Instruction
Rewrite the rows below, from the start through the line containing "button[interactable]: € (11, 406, 94, 470)", with "garden" changed to "yard" and nothing else altered.

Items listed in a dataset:
________________
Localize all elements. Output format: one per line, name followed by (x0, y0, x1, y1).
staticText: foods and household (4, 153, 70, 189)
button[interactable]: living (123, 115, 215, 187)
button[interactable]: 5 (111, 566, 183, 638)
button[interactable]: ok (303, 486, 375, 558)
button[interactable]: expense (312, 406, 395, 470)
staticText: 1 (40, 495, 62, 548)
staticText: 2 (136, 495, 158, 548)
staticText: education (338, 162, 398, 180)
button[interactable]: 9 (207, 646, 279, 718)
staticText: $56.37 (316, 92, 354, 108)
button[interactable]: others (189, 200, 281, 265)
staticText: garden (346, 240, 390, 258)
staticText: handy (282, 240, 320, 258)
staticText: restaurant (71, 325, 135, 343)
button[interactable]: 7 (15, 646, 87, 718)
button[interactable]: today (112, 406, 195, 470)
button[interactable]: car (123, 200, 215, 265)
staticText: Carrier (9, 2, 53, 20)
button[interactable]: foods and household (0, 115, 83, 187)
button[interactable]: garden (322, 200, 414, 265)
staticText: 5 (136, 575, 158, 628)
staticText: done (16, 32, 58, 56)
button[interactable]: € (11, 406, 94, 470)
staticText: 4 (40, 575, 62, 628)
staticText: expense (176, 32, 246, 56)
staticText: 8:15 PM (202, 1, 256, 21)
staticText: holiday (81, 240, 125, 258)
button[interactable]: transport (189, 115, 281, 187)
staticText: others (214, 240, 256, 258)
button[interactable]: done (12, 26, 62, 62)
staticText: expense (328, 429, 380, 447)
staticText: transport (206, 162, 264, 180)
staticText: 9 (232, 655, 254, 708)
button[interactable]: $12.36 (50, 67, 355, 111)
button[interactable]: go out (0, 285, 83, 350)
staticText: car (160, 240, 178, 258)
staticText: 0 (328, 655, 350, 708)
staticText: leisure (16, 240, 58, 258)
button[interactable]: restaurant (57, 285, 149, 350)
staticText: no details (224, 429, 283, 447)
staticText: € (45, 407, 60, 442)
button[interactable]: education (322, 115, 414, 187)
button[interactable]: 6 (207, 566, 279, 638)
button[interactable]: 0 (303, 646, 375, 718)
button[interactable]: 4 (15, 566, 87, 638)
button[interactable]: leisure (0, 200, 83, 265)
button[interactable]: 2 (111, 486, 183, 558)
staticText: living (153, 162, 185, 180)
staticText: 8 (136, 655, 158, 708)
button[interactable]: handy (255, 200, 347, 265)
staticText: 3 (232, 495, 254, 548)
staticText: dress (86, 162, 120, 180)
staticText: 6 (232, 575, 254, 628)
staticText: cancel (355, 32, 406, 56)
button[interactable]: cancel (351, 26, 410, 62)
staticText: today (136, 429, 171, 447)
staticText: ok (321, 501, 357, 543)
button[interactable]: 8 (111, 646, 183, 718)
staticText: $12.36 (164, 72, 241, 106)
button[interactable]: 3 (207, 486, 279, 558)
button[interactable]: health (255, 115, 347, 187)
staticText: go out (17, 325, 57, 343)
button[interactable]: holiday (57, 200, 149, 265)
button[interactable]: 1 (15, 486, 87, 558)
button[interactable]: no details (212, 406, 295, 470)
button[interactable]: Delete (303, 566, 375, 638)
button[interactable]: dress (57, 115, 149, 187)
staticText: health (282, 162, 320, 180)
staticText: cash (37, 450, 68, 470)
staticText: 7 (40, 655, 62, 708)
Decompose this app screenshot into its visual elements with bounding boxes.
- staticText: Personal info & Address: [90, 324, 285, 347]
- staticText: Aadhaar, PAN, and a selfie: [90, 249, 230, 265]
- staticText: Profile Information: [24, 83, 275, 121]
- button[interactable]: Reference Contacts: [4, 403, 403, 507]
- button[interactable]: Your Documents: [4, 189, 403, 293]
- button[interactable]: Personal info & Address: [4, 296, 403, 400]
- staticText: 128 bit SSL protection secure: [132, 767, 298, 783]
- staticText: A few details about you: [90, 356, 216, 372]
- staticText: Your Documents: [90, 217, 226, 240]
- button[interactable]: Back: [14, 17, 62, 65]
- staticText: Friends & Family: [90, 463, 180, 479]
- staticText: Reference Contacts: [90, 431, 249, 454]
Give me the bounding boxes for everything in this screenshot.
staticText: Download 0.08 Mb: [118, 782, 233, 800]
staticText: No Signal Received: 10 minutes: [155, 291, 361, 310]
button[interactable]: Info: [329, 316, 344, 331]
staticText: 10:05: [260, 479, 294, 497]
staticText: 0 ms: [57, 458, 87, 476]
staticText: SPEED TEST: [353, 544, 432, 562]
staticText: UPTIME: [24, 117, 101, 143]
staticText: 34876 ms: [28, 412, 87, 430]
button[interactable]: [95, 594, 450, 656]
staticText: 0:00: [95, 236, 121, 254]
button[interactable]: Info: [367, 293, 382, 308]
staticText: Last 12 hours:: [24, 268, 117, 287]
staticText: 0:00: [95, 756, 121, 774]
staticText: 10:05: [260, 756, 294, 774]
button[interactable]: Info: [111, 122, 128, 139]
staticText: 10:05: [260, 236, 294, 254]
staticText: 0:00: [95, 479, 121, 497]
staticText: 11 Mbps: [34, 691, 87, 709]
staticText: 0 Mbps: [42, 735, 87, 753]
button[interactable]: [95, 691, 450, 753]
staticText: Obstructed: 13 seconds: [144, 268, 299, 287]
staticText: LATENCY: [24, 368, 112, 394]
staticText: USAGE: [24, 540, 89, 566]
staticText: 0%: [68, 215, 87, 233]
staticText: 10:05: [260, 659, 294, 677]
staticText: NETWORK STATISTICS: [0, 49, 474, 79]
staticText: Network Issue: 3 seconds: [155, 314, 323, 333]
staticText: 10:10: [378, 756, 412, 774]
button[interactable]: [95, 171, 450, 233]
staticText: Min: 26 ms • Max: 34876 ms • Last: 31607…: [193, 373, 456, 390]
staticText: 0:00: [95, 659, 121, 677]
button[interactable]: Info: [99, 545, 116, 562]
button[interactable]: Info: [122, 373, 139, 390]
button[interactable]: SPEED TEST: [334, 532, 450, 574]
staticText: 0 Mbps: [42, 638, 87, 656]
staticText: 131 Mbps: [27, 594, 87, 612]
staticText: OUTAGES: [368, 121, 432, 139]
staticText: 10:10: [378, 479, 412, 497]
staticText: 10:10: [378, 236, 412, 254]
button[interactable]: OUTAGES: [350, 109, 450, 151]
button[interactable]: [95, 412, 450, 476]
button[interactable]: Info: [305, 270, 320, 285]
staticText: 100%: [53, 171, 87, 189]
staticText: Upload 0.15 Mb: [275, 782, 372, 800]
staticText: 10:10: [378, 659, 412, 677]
________________
Solution to the problem
Localize all elements. Output format: one per line, name followed by (x0, y0, x1, y1).
staticText: foods and household (4, 153, 70, 189)
button[interactable]: living (123, 115, 215, 187)
button[interactable]: 5 (111, 566, 183, 638)
button[interactable]: ok (303, 486, 375, 558)
button[interactable]: expense (312, 406, 395, 470)
staticText: 1 (40, 495, 62, 548)
staticText: 2 (136, 495, 158, 548)
staticText: education (338, 162, 398, 180)
button[interactable]: 9 (207, 646, 279, 718)
staticText: $56.37 (316, 92, 354, 108)
button[interactable]: others (189, 200, 281, 265)
staticText: yard (346, 240, 390, 258)
staticText: handy (282, 240, 320, 258)
staticText: restaurant (71, 325, 135, 343)
button[interactable]: 7 (15, 646, 87, 718)
button[interactable]: today (112, 406, 195, 470)
button[interactable]: car (123, 200, 215, 265)
staticText: Carrier (9, 2, 53, 20)
button[interactable]: foods and household (0, 115, 83, 187)
button[interactable]: yard (322, 200, 414, 265)
staticText: 5 (136, 575, 158, 628)
staticText: done (16, 32, 58, 56)
button[interactable]: € (11, 406, 94, 470)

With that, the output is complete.